Stated goal:
Your task is to copy the material exactly.

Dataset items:
━━━━━━━━━━━━━━━━━━━━
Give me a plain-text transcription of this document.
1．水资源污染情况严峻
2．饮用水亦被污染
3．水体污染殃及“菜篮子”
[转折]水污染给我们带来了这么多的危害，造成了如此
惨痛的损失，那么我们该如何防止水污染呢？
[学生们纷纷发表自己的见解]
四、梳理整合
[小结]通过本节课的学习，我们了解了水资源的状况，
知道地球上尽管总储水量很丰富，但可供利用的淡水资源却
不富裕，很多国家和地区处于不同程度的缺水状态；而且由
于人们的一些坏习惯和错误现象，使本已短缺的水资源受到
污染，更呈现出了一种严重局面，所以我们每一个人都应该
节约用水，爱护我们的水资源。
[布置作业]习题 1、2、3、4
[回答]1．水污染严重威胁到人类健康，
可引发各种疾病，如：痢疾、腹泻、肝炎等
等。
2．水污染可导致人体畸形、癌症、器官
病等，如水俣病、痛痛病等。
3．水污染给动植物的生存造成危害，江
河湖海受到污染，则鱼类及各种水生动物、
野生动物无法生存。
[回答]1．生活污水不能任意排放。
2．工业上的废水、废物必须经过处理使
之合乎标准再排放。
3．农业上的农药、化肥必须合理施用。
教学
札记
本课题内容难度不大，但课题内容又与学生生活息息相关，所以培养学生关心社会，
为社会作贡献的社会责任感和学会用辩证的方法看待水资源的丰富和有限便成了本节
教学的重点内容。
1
━━━━━━━━━━━━━━━━━━━━
Task output:
Give me a plain-text transcription of this document.
1．水资源污染情况严峻
2．饮用水亦被污染
3．水体污染殃及“菜篮子”
[转折]水污染给我们带来了这么多的危害，造成了如此
惨痛的损失，那么我们该如何防止水污染呢？
[学生们纷纷发表自己的见解]
四、梳理整合
[小结]通过本节课的学习，我们了解了水资源的状况，
知道地球上尽管总储水量很丰富，但可供利用的淡水资源却
不富裕，很多国家和地区处于不同程度的缺水状态；而且由
于人们的一些坏习惯和错误现象，使本已短缺的水资源受到
污染，更呈现出了一种严重局面，所以我们每一个人都应该
节约用水，爱护我们的水资源。
[布置作业]习题 1、2、3、4
[回答]1．水污染严重威胁到人类健康，
可引发各种疾病，如：痢疾、腹泻、肝炎等
等。
2．水污染可导致人体畸形、癌症、器官
病等，如水俣病、痛痛病等。
3．水污染给动植物的生存造成危害，江
河湖海受到污染，则鱼类及各种水生动物、
野生动物无法生存。
[回答]1．生活污水不能任意排放。
2．工业上的废水、废物必须经过处理使
之合乎标准再排放。
3．农业上的农药、化肥必须合理施用。
教学
札记
本课题内容难度不大，但课题内容又与学生生活息息相关，所以培养学生关心社会，
为社会作贡献的社会责任感和学会用辩证的方法看待水资源的丰富和有限便成了本节
教学的重点内容。
1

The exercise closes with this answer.